** begin Input **
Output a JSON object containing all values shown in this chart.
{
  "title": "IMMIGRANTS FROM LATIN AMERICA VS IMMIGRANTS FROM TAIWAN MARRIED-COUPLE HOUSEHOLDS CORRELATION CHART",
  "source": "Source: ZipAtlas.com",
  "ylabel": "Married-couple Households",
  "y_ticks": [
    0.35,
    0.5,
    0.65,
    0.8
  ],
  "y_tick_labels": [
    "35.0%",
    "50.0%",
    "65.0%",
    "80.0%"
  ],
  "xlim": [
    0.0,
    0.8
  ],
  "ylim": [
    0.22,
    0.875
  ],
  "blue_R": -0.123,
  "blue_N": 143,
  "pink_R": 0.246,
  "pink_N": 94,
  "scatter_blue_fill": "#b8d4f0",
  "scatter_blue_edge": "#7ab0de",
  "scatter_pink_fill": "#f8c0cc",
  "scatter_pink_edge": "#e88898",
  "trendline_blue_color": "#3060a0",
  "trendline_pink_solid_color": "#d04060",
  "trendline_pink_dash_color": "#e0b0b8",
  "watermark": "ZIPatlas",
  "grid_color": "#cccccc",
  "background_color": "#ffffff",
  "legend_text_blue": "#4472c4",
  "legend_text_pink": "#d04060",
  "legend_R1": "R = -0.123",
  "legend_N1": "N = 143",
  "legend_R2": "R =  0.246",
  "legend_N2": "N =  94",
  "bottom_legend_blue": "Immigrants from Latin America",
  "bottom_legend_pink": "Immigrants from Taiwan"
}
** end Input **
### Written task
Extract, word for word, each line of the listing above.

### Final result
Output a JSON object containing all values shown in this chart.
{
  "title": "IMMIGRANTS FROM LATIN AMERICA VS IMMIGRANTS FROM TAIWAN MARRIED-COUPLE HOUSEHOLDS CORRELATION CHART",
  "source": "Source: ZipAtlas.com",
  "ylabel": "Married-couple Households",
  "y_ticks": [
    0.35,
    0.5,
    0.65,
    0.8
  ],
  "y_tick_labels": [
    "35.0%",
    "50.0%",
    "65.0%",
    "80.0%"
  ],
  "xlim": [
    0.0,
    0.8
  ],
  "ylim": [
    0.22,
    0.875
  ],
  "blue_R": -0.123,
  "blue_N": 143,
  "pink_R": 0.246,
  "pink_N": 94,
  "scatter_blue_fill": "#b8d4f0",
  "scatter_blue_edge": "#7ab0de",
  "scatter_pink_fill": "#f8c0cc",
  "scatter_pink_edge": "#e88898",
  "trendline_blue_color": "#3060a0",
  "trendline_pink_solid_color": "#d04060",
  "trendline_pink_dash_color": "#e0b0b8",
  "watermark": "ZIPatlas",
  "grid_color": "#cccccc",
  "background_color": "#ffffff",
  "legend_text_blue": "#4472c4",
  "legend_text_pink": "#d04060",
  "legend_R1": "R = -0.123",
  "legend_N1": "N = 143",
  "legend_R2": "R =  0.246",
  "legend_N2": "N =  94",
  "bottom_legend_blue": "Immigrants from Latin America",
  "bottom_legend_pink": "Immigrants from Taiwan"
}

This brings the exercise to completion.